··· Sunulan alıntı ···

Kitabın adı: Hasta Toplumlar
Yazarı: Robert B. Edgerton
Yayınevi: Buzdağı
Kitap ile ilgili internette bulduğum bir yayını paylaşmadan önce kendi yorumumu yapayım müsaade ederseniz:
İrfan'ın Yorumu: Zaman Kaybı
Hasta Toplumlar
Kitabı Neler Vâât Ediyor?
Kendi toplumumuz
dahil bütün toplumlarda bir kültürün barındırdığı gelenek ve görenekler genelde
eleştiriden uzaktır. İnsanlar kültürleri karşılaştırmayı sevmezler çünkü bir
kültür var olmuşsa ve olmaya da devam ediyorsa, bu kültürün barındırdığı
gelenek ve görenekler oturmuştur, köklüdür ve insanlar memnundur diye
düşünülür. İşte bu noktada Robert Edgerton devreye giriyor ve antropolojide
kültürel görecilik olarak yerleşmiş bu kavrama karşı çıkıyor. Kültürler
değerlendirilebilir mi? Toplumlar patolojik olarak nitelenebilir mi? Yani bir
topluma hasta gibi sıfatlar kullanılabilir mi? İşte bu, Hasta Toplumlar
kitabının meydan okuması. Ortaya koyduğu kanıtları çürütmek için göreciler çok
zorlanacağa benziyor.

···

■ Verilen görev ■
Sunulan alıntıya göre şu soruları yanıtlayın:
1. Kitabı hangi yayınevi yayımlamıştır?
2. İrfan kitap için hangi yorumu yapıyor?
3. Robert Edgerton antropolojide yerleşmiş hangi kavrama karşı çıkıyor?

··· Toplanan malzeme ···

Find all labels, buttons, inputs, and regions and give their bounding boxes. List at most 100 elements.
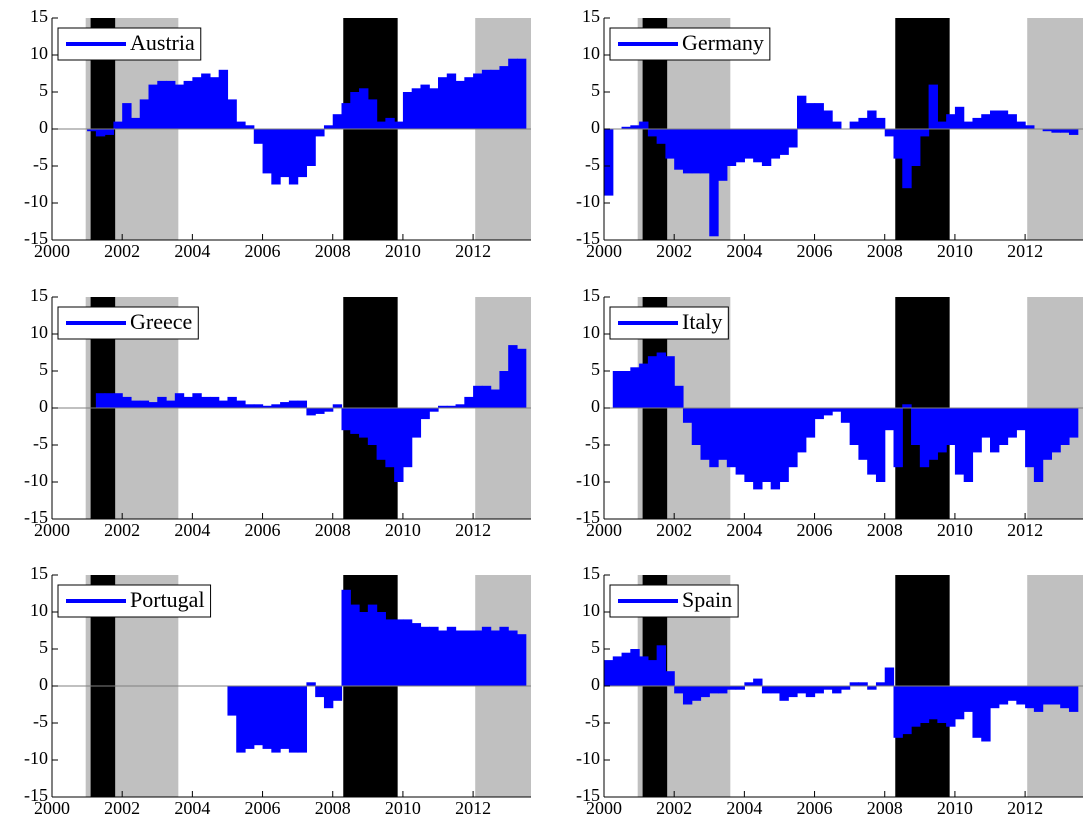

···

■ Tamamlanan görev ■
1. Buzdağı
2. Zaman kaybı
3. Kültürel görecilik